• **Provided text**
####

My point is you can become one of 3 kinds. If you wish to be what I would consider a machinist you need to know alot more then how to run a machine. If you cant find 21* on a lathe using just a indicator your not a machinist. If you cant set 7 holes in a 6.325 Dia circle equally spaced with pen and paper or at least just a calculator your not a machinist. And you almost certainly are not a machinist at the end of most machinist schools. And many who have 30yr on a mill, well they still are not a machinist.

Are you looking for blue prints of things to make? I can copy what we are doing as we do it. What machines do you have access to?

how do you find 21* on a lathe using just an indicator? Is this a way to set the compound to turn a taper? Also, I'd like to know how to figure a bolt circle using math instead of the online calculator that allows you to just punch in the numbers. I've worked in a few shops over the years and I've not ever had to use these methods. Now that I have some machines at home, I find I need to learn how to calculate angles and figure bolt circles to complete projects. I have an old bench top lathe ( six inch), several drill presses a grinder and some secondhand books. I have access to a larger lathe and a Bridgeport if I need them. My math isn't too bad ( algebra and some trig), but I can't always apply the knowledge to specific shop problems. If you don't mind sharing some ideas I'd appreciate it.

####

• **Material**
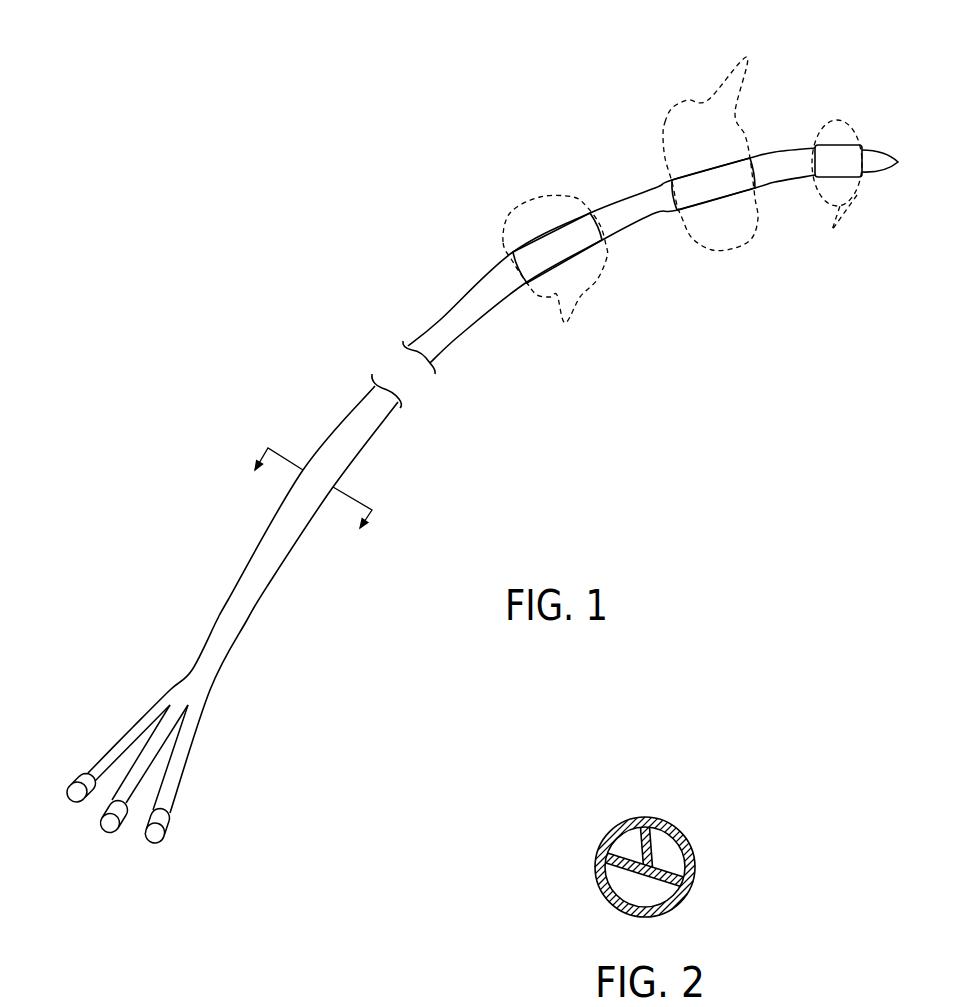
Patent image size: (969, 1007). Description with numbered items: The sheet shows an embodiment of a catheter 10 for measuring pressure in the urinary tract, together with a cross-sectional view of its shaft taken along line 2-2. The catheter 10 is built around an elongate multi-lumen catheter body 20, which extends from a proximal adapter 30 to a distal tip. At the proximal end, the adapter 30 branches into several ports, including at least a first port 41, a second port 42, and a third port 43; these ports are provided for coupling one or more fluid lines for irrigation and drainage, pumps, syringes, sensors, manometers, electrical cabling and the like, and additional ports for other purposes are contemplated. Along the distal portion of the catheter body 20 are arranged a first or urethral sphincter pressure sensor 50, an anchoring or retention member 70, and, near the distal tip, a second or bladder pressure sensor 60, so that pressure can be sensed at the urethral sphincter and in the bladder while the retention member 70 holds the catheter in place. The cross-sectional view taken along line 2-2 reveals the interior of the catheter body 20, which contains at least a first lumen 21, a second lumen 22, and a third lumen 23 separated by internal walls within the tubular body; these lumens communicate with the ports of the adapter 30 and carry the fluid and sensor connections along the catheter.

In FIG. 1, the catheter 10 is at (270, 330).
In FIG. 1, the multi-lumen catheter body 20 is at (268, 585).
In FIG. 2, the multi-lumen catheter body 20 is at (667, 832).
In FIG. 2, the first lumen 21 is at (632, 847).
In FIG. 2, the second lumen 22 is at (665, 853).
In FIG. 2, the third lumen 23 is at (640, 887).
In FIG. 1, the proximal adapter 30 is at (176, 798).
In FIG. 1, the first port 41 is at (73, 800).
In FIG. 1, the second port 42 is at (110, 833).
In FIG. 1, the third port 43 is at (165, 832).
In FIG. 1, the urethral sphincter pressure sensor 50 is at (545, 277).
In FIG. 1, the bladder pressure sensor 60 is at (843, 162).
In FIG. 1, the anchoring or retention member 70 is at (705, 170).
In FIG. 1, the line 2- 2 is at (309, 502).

####

• **Things to do**
1 > Rewrite the part of the machinist post that opens with the words "My point is" and closes with "are not a machinist.", putting "slide rule" in place of "calculator".
2 > Write the next part of the forum discussion about becoming a machinist, picking up after its final sentence.
The rows have no connection to the text about machinists.

• **The results**
1 >
My point is you can become one of 3 kinds. If you wish to be what I would consider a machinist you need to know alot more then how to run a machine. If you cant find 21* on a lathe using just a indicator your not a machinist. If you cant set 7 holes in a 6.325 Dia circle equally spaced with pen and paper or at least just a slide rule your not a machinist. And you almost certainly are not a machinist at the end of most machinist schools. And many who have 30yr on a mill, well they still are not a machinist.

2 >
thanks.
 
Well to set a 21* included angle you would need to set the compound at 10.5*. I use 1inch for easy math. I cant explain how to do all the math with pen and paper yet. But I can on a cheap casio fx-260 calculator. You need to find side opposite. 1in is your side adjacent.

Oscar Has A Heap Of Apples. o/h = sine, a/h = cosine, o/a = tangent The top number devided by the angle will always give you the bottom number. The bottom number multiplied by the angle will always give you the top.

You have side A and need side O. So you need O from A you use tangent function.

A=1 so Ax10* 30' then hit tangent button then hit equal you should get .185339044. That number is how much your dial indicator should travel from zero in 1in of compound slide movement.
 
For bolt circle it's the same thing. If you need 6 holes in 6in circle evenly spaced. You have 360* circle. So divide your holes into you 360. 6/360=60* So each hole is 60* apart. So you know your radius is 3.0in cause thats half your dia. So you know every triangle has a 3.0 hypotenuse. You devide the included angle of 60 by 2 and you get 30*

so 3.0 x sine of 30= 1.5 So O=1.5
3.0 x cosine of 30 = 2.59807

If you dont have any off set on the first hole it will be at 0y and +3x. The second hole will be at +1.5y and + 2.59807x

Bear in mind I am just learning this stuff my self. There are tons of online and smart phone apps that can do most this for you. But I figure when you need it you need it. So I try to learn it. I still do alot of looking at notes and getting things wrong.
 
Here is an exercise for you. You have 7 holes evenly spaced on a 4.5 inch circle. #1 hole is at TDC. Count clockwise to hole #5. Using any math you wish, tell me the distance in inches to 3 places from the center od hole #1 to the center of hole #5 on the circumference.

"Billy G"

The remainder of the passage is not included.